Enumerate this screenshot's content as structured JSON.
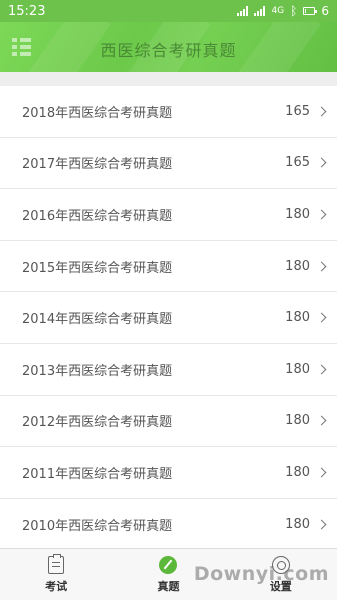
{
  "status_bar": {
    "time": "15:23",
    "net": "4G",
    "battery": "6",
    "battery_level": 0.06
  },
  "header": {
    "title": "西医综合考研真题"
  },
  "list": {
    "items": [
      {
        "label": "2018年西医综合考研真题",
        "count": "165"
      },
      {
        "label": "2017年西医综合考研真题",
        "count": "165"
      },
      {
        "label": "2016年西医综合考研真题",
        "count": "180"
      },
      {
        "label": "2015年西医综合考研真题",
        "count": "180"
      },
      {
        "label": "2014年西医综合考研真题",
        "count": "180"
      },
      {
        "label": "2013年西医综合考研真题",
        "count": "180"
      },
      {
        "label": "2012年西医综合考研真题",
        "count": "180"
      },
      {
        "label": "2011年西医综合考研真题",
        "count": "180"
      },
      {
        "label": "2010年西医综合考研真题",
        "count": "180"
      }
    ]
  },
  "tabbar": {
    "tabs": [
      {
        "label": "考试",
        "icon": "clipboard-icon"
      },
      {
        "label": "真题",
        "icon": "pencil-icon",
        "active_color": "#5cb83a"
      },
      {
        "label": "设置",
        "icon": "steering-icon"
      }
    ]
  },
  "watermark": {
    "text": "Downyi.com"
  },
  "colors": {
    "accent": "#6cc24a",
    "title": "#4a8a35"
  }
}
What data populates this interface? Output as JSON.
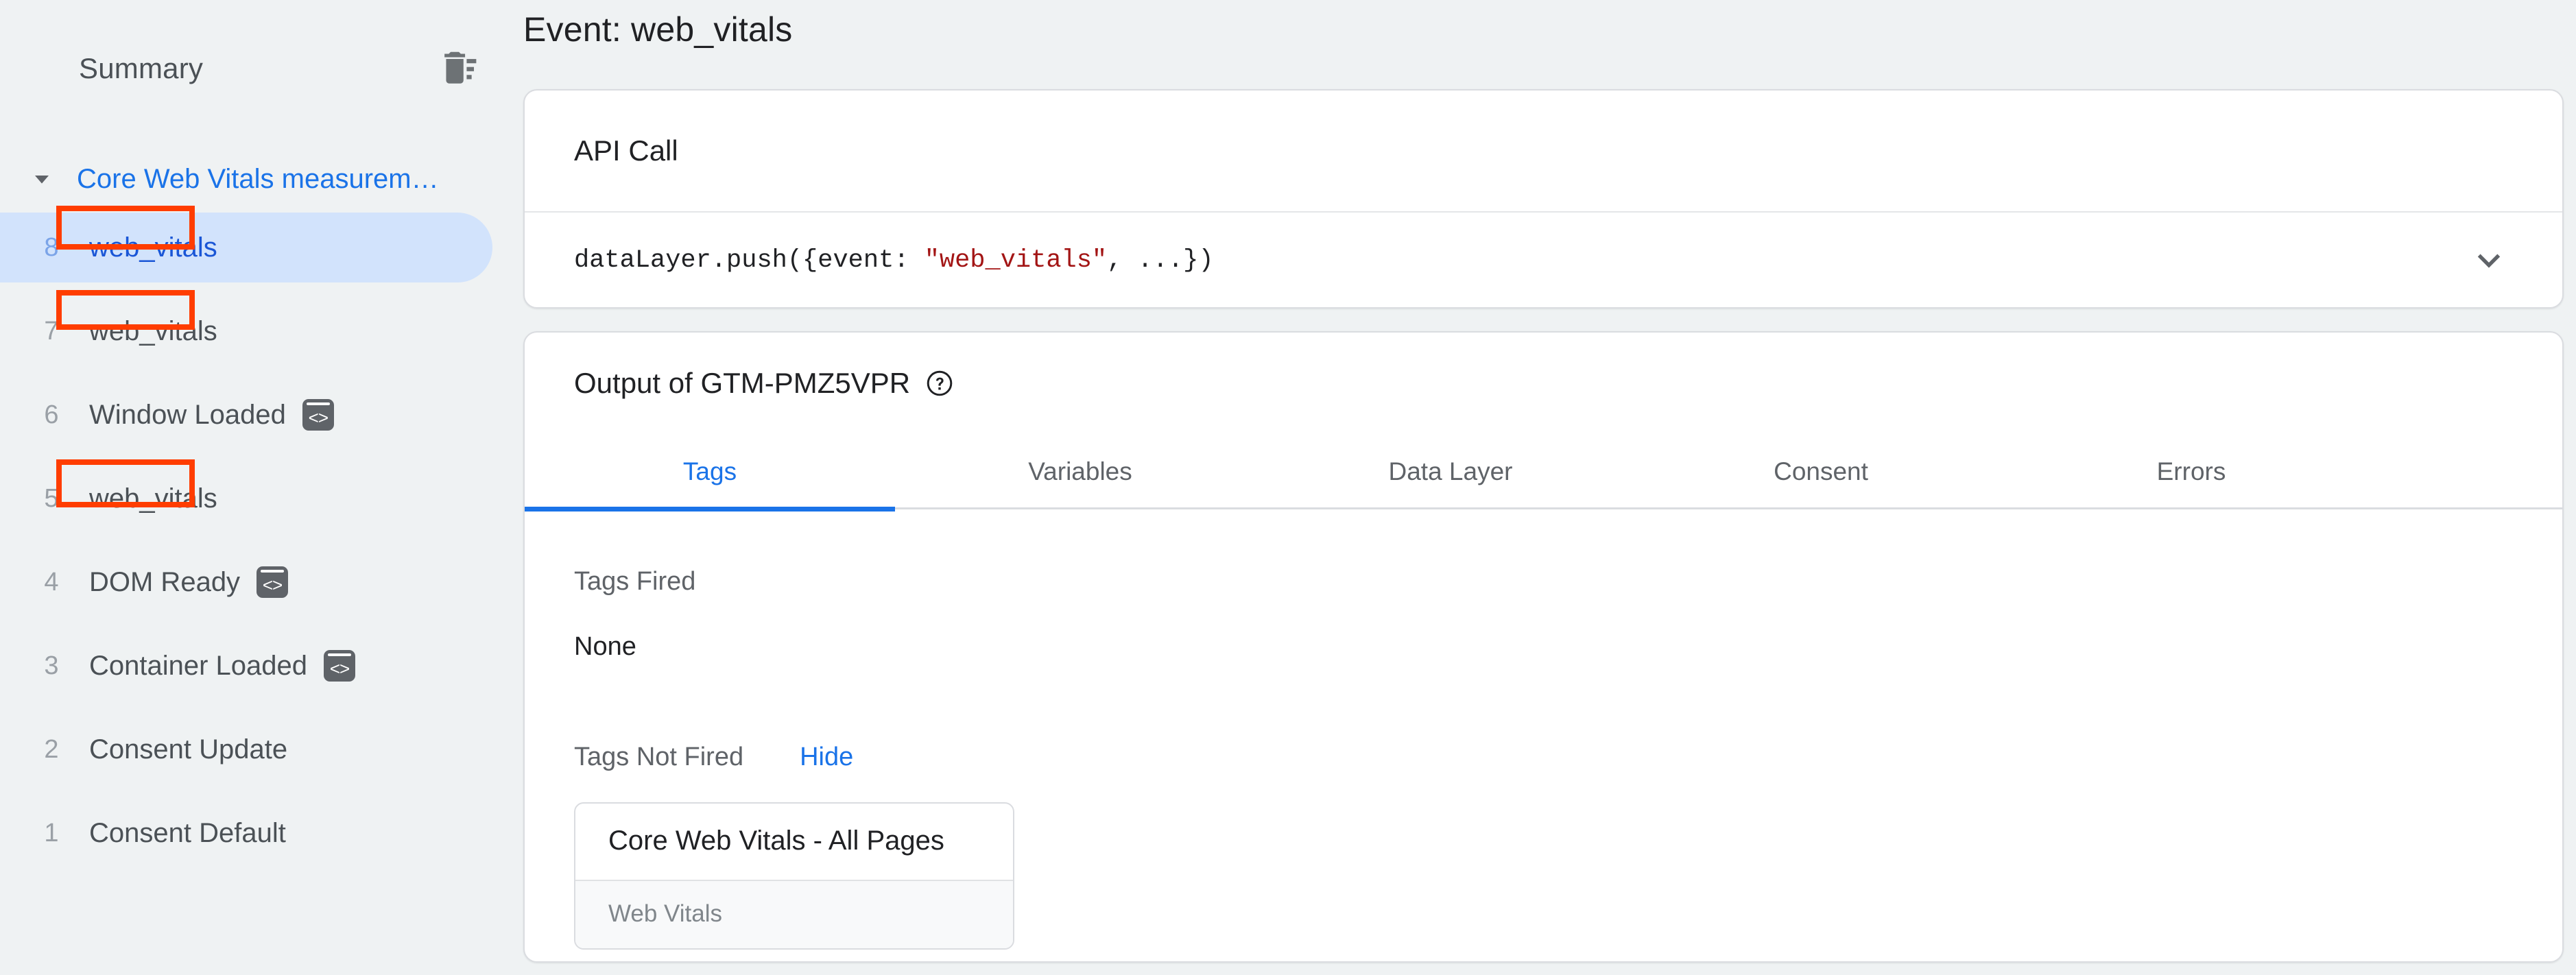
{
  "sidebar": {
    "summary_label": "Summary",
    "clear_icon": "delete-sweep-icon",
    "group": {
      "caret_icon": "caret-down-icon",
      "title": "Core Web Vitals measurem…"
    },
    "events": [
      {
        "index": "8",
        "name": "web_vitals",
        "selected": true,
        "code_icon": false,
        "highlighted": true
      },
      {
        "index": "7",
        "name": "web_vitals",
        "selected": false,
        "code_icon": false,
        "highlighted": true
      },
      {
        "index": "6",
        "name": "Window Loaded",
        "selected": false,
        "code_icon": true,
        "highlighted": false
      },
      {
        "index": "5",
        "name": "web_vitals",
        "selected": false,
        "code_icon": false,
        "highlighted": true
      },
      {
        "index": "4",
        "name": "DOM Ready",
        "selected": false,
        "code_icon": true,
        "highlighted": false
      },
      {
        "index": "3",
        "name": "Container Loaded",
        "selected": false,
        "code_icon": true,
        "highlighted": false
      },
      {
        "index": "2",
        "name": "Consent Update",
        "selected": false,
        "code_icon": false,
        "highlighted": false
      },
      {
        "index": "1",
        "name": "Consent Default",
        "selected": false,
        "code_icon": false,
        "highlighted": false
      }
    ]
  },
  "main": {
    "page_title": "Event: web_vitals",
    "api_call": {
      "heading": "API Call",
      "code_prefix": "dataLayer.push({event: ",
      "code_string": "\"web_vitals\"",
      "code_suffix": ", ...})",
      "expand_icon": "chevron-down-icon"
    },
    "output": {
      "heading": "Output of GTM-PMZ5VPR",
      "help_icon": "help-circle-icon",
      "tabs": [
        {
          "label": "Tags",
          "active": true
        },
        {
          "label": "Variables",
          "active": false
        },
        {
          "label": "Data Layer",
          "active": false
        },
        {
          "label": "Consent",
          "active": false
        },
        {
          "label": "Errors",
          "active": false
        }
      ],
      "tags_fired_label": "Tags Fired",
      "tags_fired_value": "None",
      "tags_not_fired_label": "Tags Not Fired",
      "hide_link": "Hide",
      "not_fired_tags": [
        {
          "title": "Core Web Vitals - All Pages",
          "subtitle": "Web Vitals"
        }
      ]
    }
  },
  "colors": {
    "accent_blue": "#1a73e8",
    "selected_pill": "#d2e3fc",
    "annotation_red": "#ff3d00",
    "page_bg": "#eff2f3",
    "string_red": "#a31515"
  }
}
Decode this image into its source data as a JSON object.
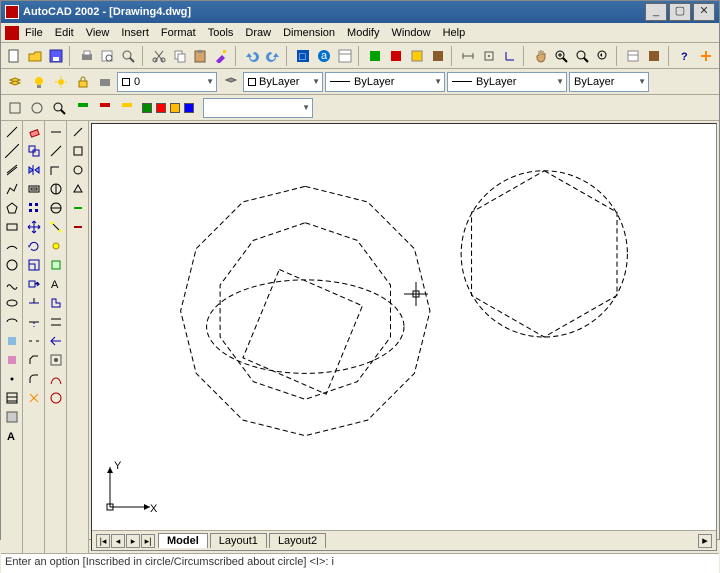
{
  "title": "AutoCAD 2002 - [Drawing4.dwg]",
  "menu": [
    "File",
    "Edit",
    "View",
    "Insert",
    "Format",
    "Tools",
    "Draw",
    "Dimension",
    "Modify",
    "Window",
    "Help"
  ],
  "layer_combo": "0",
  "prop_combos": [
    "ByLayer",
    "ByLayer",
    "ByLayer",
    "ByLayer"
  ],
  "tabs": {
    "active": "Model",
    "others": [
      "Layout1",
      "Layout2"
    ]
  },
  "ucs": {
    "x": "X",
    "y": "Y"
  },
  "cmd": "Enter an option [Inscribed in circle/Circumscribed about circle] <I>: i",
  "colors": {
    "accent": "#3a6ea5",
    "bg": "#ece9d8"
  },
  "icon_colors": {
    "new": "#fff",
    "open": "#ffcc33",
    "save": "#5a5aff",
    "print": "#888",
    "preview": "#aaa",
    "cut": "#999",
    "copy": "#ccc",
    "paste": "#d2a36c",
    "match": "#8a2be2",
    "undo": "#4a90d9",
    "redo": "#4a90d9",
    "blue": "#0050b8",
    "green": "#00a000",
    "red": "#c00",
    "yellow": "#ffcc00",
    "brown": "#8b5a2b",
    "pan": "#d9a96b",
    "zoom": "#000",
    "help": "#00a",
    "plus": "#f80"
  }
}
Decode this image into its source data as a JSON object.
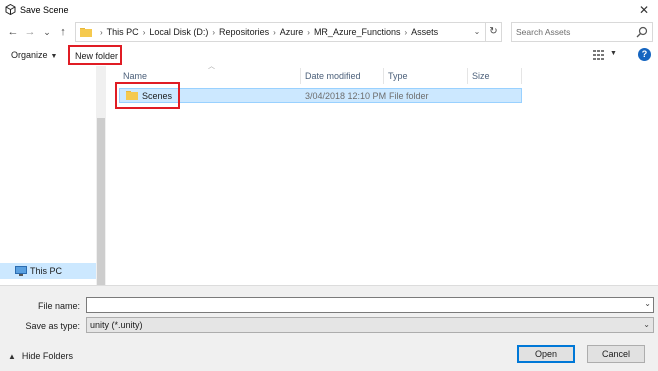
{
  "window": {
    "title": "Save Scene",
    "close_symbol": "✕"
  },
  "nav": {
    "back": "←",
    "forward": "→",
    "recent": "⌄",
    "up": "↑"
  },
  "address": {
    "breadcrumbs": [
      "This PC",
      "Local Disk (D:)",
      "Repositories",
      "Azure",
      "MR_Azure_Functions",
      "Assets"
    ],
    "dropdown_symbol": "⌄",
    "refresh_symbol": "↻"
  },
  "search": {
    "placeholder": "Search Assets"
  },
  "toolbar": {
    "organize_label": "Organize",
    "new_folder_label": "New folder",
    "help_symbol": "?"
  },
  "nav_pane": {
    "items": [
      {
        "label": "This PC",
        "icon": "computer-icon",
        "selected": true
      }
    ]
  },
  "file_list": {
    "columns": [
      "Name",
      "Date modified",
      "Type",
      "Size"
    ],
    "rows": [
      {
        "name": "Scenes",
        "date_modified": "3/04/2018 12:10 PM",
        "type": "File folder",
        "size": "",
        "icon": "folder-icon",
        "selected": true
      }
    ]
  },
  "save_form": {
    "file_name_label": "File name:",
    "file_name_value": "",
    "save_as_type_label": "Save as type:",
    "save_as_type_value": "unity (*.unity)"
  },
  "footer": {
    "hide_folders_label": "Hide Folders",
    "open_button": "Open",
    "cancel_button": "Cancel"
  },
  "colors": {
    "accent": "#0078d7",
    "selection": "#cce8ff",
    "highlight_box": "#e01c24",
    "folder": "#f5c94e"
  }
}
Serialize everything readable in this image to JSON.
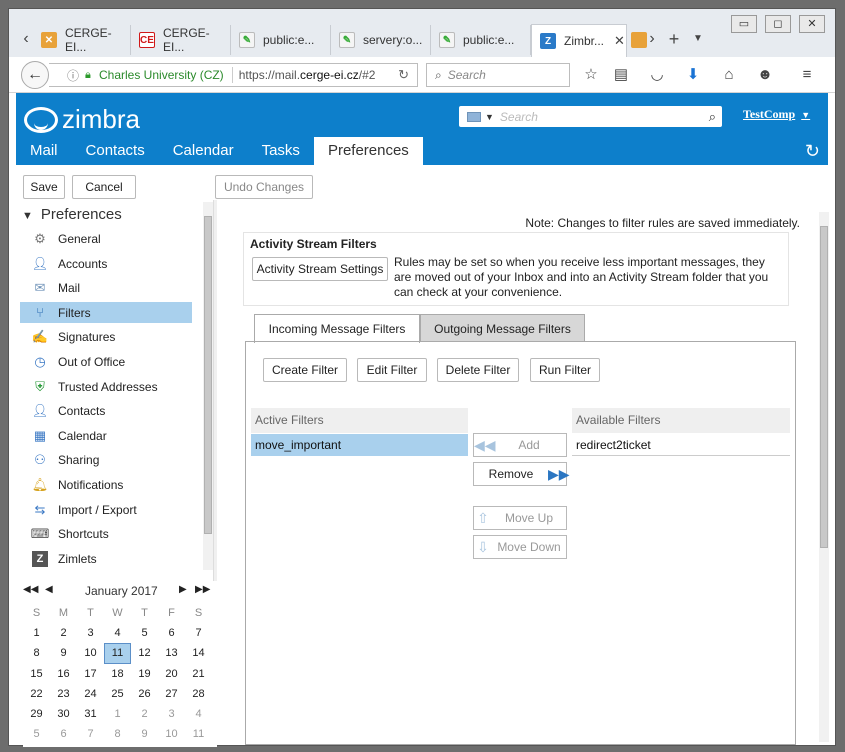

== Requirement ==
Retype the whole listing, keeping every line identical and omitting all pictures.

== Complete answer ==
Enumerate this screenshot's content as structured JSON.
{
  "status_bar": {
    "time": "15:23",
    "net": "4G",
    "battery": "6",
    "battery_level": 0.06
  },
  "header": {
    "title": "西医综合考研真题"
  },
  "list": {
    "items": [
      {
        "label": "2018年西医综合考研真题",
        "count": "165"
      },
      {
        "label": "2017年西医综合考研真题",
        "count": "165"
      },
      {
        "label": "2016年西医综合考研真题",
        "count": "180"
      },
      {
        "label": "2015年西医综合考研真题",
        "count": "180"
      },
      {
        "label": "2014年西医综合考研真题",
        "count": "180"
      },
      {
        "label": "2013年西医综合考研真题",
        "count": "180"
      },
      {
        "label": "2012年西医综合考研真题",
        "count": "180"
      },
      {
        "label": "2011年西医综合考研真题",
        "count": "180"
      },
      {
        "label": "2010年西医综合考研真题",
        "count": "180"
      }
    ]
  },
  "tabbar": {
    "tabs": [
      {
        "label": "考试",
        "icon": "clipboard-icon"
      },
      {
        "label": "真题",
        "icon": "pencil-icon",
        "active_color": "#5cb83a"
      },
      {
        "label": "设置",
        "icon": "steering-icon"
      }
    ]
  },
  "watermark": {
    "text": "Downyi.com"
  },
  "colors": {
    "accent": "#6cc24a",
    "title": "#4a8a35"
  }
}
What data populates this interface? Output as JSON.
{
  "sidebar": {
    "summary_label": "Summary",
    "clear_icon": "delete-sweep-icon",
    "group": {
      "caret_icon": "caret-down-icon",
      "title": "Core Web Vitals measurem…"
    },
    "events": [
      {
        "index": "8",
        "name": "web_vitals",
        "selected": true,
        "code_icon": false,
        "highlighted": true
      },
      {
        "index": "7",
        "name": "web_vitals",
        "selected": false,
        "code_icon": false,
        "highlighted": true
      },
      {
        "index": "6",
        "name": "Window Loaded",
        "selected": false,
        "code_icon": true,
        "highlighted": false
      },
      {
        "index": "5",
        "name": "web_vitals",
        "selected": false,
        "code_icon": false,
        "highlighted": true
      },
      {
        "index": "4",
        "name": "DOM Ready",
        "selected": false,
        "code_icon": true,
        "highlighted": false
      },
      {
        "index": "3",
        "name": "Container Loaded",
        "selected": false,
        "code_icon": true,
        "highlighted": false
      },
      {
        "index": "2",
        "name": "Consent Update",
        "selected": false,
        "code_icon": false,
        "highlighted": false
      },
      {
        "index": "1",
        "name": "Consent Default",
        "selected": false,
        "code_icon": false,
        "highlighted": false
      }
    ]
  },
  "main": {
    "page_title": "Event: web_vitals",
    "api_call": {
      "heading": "API Call",
      "code_prefix": "dataLayer.push({event: ",
      "code_string": "\"web_vitals\"",
      "code_suffix": ", ...})",
      "expand_icon": "chevron-down-icon"
    },
    "output": {
      "heading": "Output of GTM-PMZ5VPR",
      "help_icon": "help-circle-icon",
      "tabs": [
        {
          "label": "Tags",
          "active": true
        },
        {
          "label": "Variables",
          "active": false
        },
        {
          "label": "Data Layer",
          "active": false
        },
        {
          "label": "Consent",
          "active": false
        },
        {
          "label": "Errors",
          "active": false
        }
      ],
      "tags_fired_label": "Tags Fired",
      "tags_fired_value": "None",
      "tags_not_fired_label": "Tags Not Fired",
      "hide_link": "Hide",
      "not_fired_tags": [
        {
          "title": "Core Web Vitals - All Pages",
          "subtitle": "Web Vitals"
        }
      ]
    }
  },
  "colors": {
    "accent_blue": "#1a73e8",
    "selected_pill": "#d2e3fc",
    "annotation_red": "#ff3d00",
    "page_bg": "#eff2f3",
    "string_red": "#a31515"
  }
}
Decode this image into its source data as a JSON object.
{
  "title": "AutoCAD 2002 - [Drawing4.dwg]",
  "menu": [
    "File",
    "Edit",
    "View",
    "Insert",
    "Format",
    "Tools",
    "Draw",
    "Dimension",
    "Modify",
    "Window",
    "Help"
  ],
  "layer_combo": "0",
  "prop_combos": [
    "ByLayer",
    "ByLayer",
    "ByLayer",
    "ByLayer"
  ],
  "tabs": {
    "active": "Model",
    "others": [
      "Layout1",
      "Layout2"
    ]
  },
  "ucs": {
    "x": "X",
    "y": "Y"
  },
  "cmd": "Enter an option [Inscribed in circle/Circumscribed about circle] <I>: i",
  "colors": {
    "accent": "#3a6ea5",
    "bg": "#ece9d8"
  },
  "icon_colors": {
    "new": "#fff",
    "open": "#ffcc33",
    "save": "#5a5aff",
    "print": "#888",
    "preview": "#aaa",
    "cut": "#999",
    "copy": "#ccc",
    "paste": "#d2a36c",
    "match": "#8a2be2",
    "undo": "#4a90d9",
    "redo": "#4a90d9",
    "blue": "#0050b8",
    "green": "#00a000",
    "red": "#c00",
    "yellow": "#ffcc00",
    "brown": "#8b5a2b",
    "pan": "#d9a96b",
    "zoom": "#000",
    "help": "#00a",
    "plus": "#f80"
  }
}
Decode this image into its source data as a JSON object.
{
  "window": {
    "title": "Save Scene",
    "close_symbol": "✕"
  },
  "nav": {
    "back": "←",
    "forward": "→",
    "recent": "⌄",
    "up": "↑"
  },
  "address": {
    "breadcrumbs": [
      "This PC",
      "Local Disk (D:)",
      "Repositories",
      "Azure",
      "MR_Azure_Functions",
      "Assets"
    ],
    "dropdown_symbol": "⌄",
    "refresh_symbol": "↻"
  },
  "search": {
    "placeholder": "Search Assets"
  },
  "toolbar": {
    "organize_label": "Organize",
    "new_folder_label": "New folder",
    "help_symbol": "?"
  },
  "nav_pane": {
    "items": [
      {
        "label": "This PC",
        "icon": "computer-icon",
        "selected": true
      }
    ]
  },
  "file_list": {
    "columns": [
      "Name",
      "Date modified",
      "Type",
      "Size"
    ],
    "rows": [
      {
        "name": "Scenes",
        "date_modified": "3/04/2018 12:10 PM",
        "type": "File folder",
        "size": "",
        "icon": "folder-icon",
        "selected": true
      }
    ]
  },
  "save_form": {
    "file_name_label": "File name:",
    "file_name_value": "",
    "save_as_type_label": "Save as type:",
    "save_as_type_value": "unity (*.unity)"
  },
  "footer": {
    "hide_folders_label": "Hide Folders",
    "open_button": "Open",
    "cancel_button": "Cancel"
  },
  "colors": {
    "accent": "#0078d7",
    "selection": "#cce8ff",
    "highlight_box": "#e01c24",
    "folder": "#f5c94e"
  }
}
Serialize everything readable in this image to JSON.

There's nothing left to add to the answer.